(Structured figure records)
▼▼▼

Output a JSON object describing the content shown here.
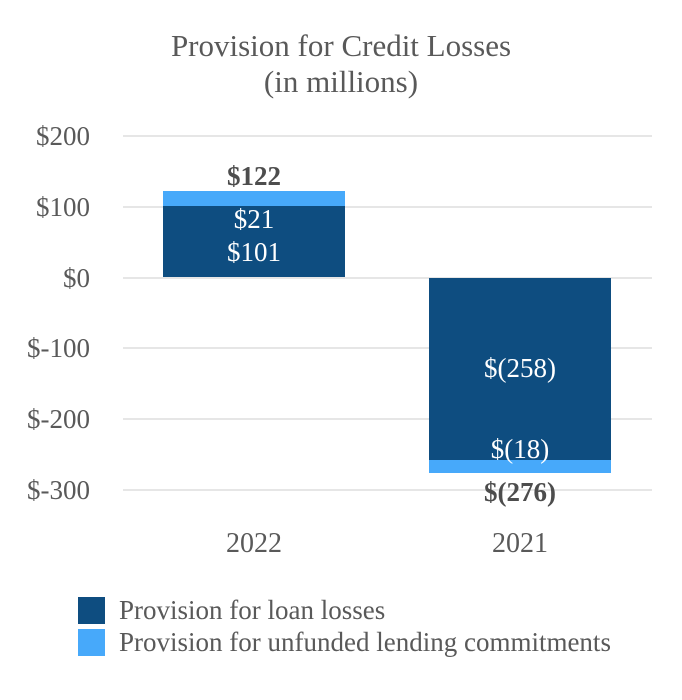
{
  "chart_data": {
    "type": "bar",
    "stacked": true,
    "title": "Provision for Credit Losses",
    "subtitle": "(in millions)",
    "categories": [
      "2022",
      "2021"
    ],
    "series": [
      {
        "name": "Provision for loan losses",
        "color": "#0e4d80",
        "values": [
          101,
          -258
        ],
        "labels": [
          "$101",
          "$(258)"
        ]
      },
      {
        "name": "Provision for unfunded lending commitments",
        "color": "#47a9fa",
        "values": [
          21,
          -18
        ],
        "labels": [
          "$21",
          "$(18)"
        ]
      }
    ],
    "totals": {
      "values": [
        122,
        -276
      ],
      "labels": [
        "$122",
        "$(276)"
      ]
    },
    "y_axis": {
      "ticks": [
        200,
        100,
        0,
        -100,
        -200,
        -300
      ],
      "tick_labels": [
        "$200",
        "$100",
        "$0",
        "$-100",
        "$-200",
        "$-300"
      ],
      "range": [
        -300,
        200
      ]
    },
    "grid": true,
    "legend_position": "bottom-left",
    "colors": {
      "text_gray": "#595959",
      "total_label": "#4d4d4d",
      "gridline": "#e6e6e6",
      "bar_label_text": "#ffffff",
      "background": "#ffffff"
    }
  }
}
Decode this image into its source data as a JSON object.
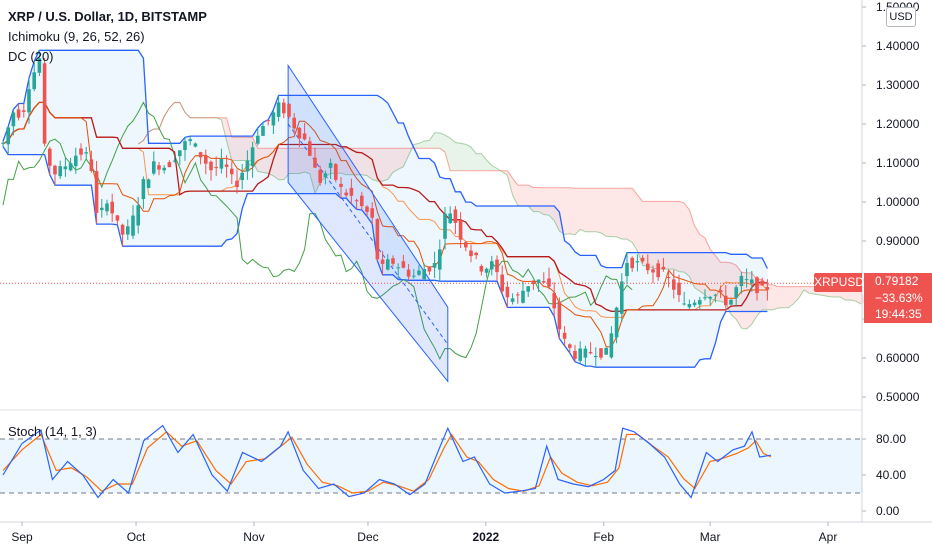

▲▲▲

Set down the records in full and exactly. Do not carry over any image.

Output a JSON object describing the content shown here.
{
  "chart_data": {
    "type": "bar",
    "stacked": true,
    "title": "Provision for Credit Losses",
    "subtitle": "(in millions)",
    "categories": [
      "2022",
      "2021"
    ],
    "series": [
      {
        "name": "Provision for loan losses",
        "color": "#0e4d80",
        "values": [
          101,
          -258
        ],
        "labels": [
          "$101",
          "$(258)"
        ]
      },
      {
        "name": "Provision for unfunded lending commitments",
        "color": "#47a9fa",
        "values": [
          21,
          -18
        ],
        "labels": [
          "$21",
          "$(18)"
        ]
      }
    ],
    "totals": {
      "values": [
        122,
        -276
      ],
      "labels": [
        "$122",
        "$(276)"
      ]
    },
    "y_axis": {
      "ticks": [
        200,
        100,
        0,
        -100,
        -200,
        -300
      ],
      "tick_labels": [
        "$200",
        "$100",
        "$0",
        "$-100",
        "$-200",
        "$-300"
      ],
      "range": [
        -300,
        200
      ]
    },
    "grid": true,
    "legend_position": "bottom-left",
    "colors": {
      "text_gray": "#595959",
      "total_label": "#4d4d4d",
      "gridline": "#e6e6e6",
      "bar_label_text": "#ffffff",
      "background": "#ffffff"
    }
  }
}
Decode this image into its source data as a JSON object.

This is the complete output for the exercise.